▸ **Stored data entries**
^^^^^^^^^^^^^^^^

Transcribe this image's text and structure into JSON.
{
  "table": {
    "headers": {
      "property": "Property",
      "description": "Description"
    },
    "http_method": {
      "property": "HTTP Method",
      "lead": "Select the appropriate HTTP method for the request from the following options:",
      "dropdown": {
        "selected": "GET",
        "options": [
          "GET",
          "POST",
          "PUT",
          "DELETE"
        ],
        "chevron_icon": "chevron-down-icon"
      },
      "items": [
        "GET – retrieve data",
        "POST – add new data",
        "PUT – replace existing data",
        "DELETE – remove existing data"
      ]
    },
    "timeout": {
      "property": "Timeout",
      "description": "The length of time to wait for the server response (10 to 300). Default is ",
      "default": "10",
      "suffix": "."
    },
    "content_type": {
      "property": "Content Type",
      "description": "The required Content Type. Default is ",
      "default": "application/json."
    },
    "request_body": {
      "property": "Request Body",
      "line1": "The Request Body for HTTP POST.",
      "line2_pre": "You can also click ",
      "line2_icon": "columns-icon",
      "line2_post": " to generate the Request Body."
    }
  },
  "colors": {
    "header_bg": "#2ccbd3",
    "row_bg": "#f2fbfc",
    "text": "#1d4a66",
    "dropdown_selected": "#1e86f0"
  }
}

^^^^^^^^^^^^^^^^

▸ **TO BE DONE**
Pick out each line above that includes "existing" and show it.

▸ **FINAL RESULT**
        "PUT – replace existing data",
        "DELETE – remove existing data"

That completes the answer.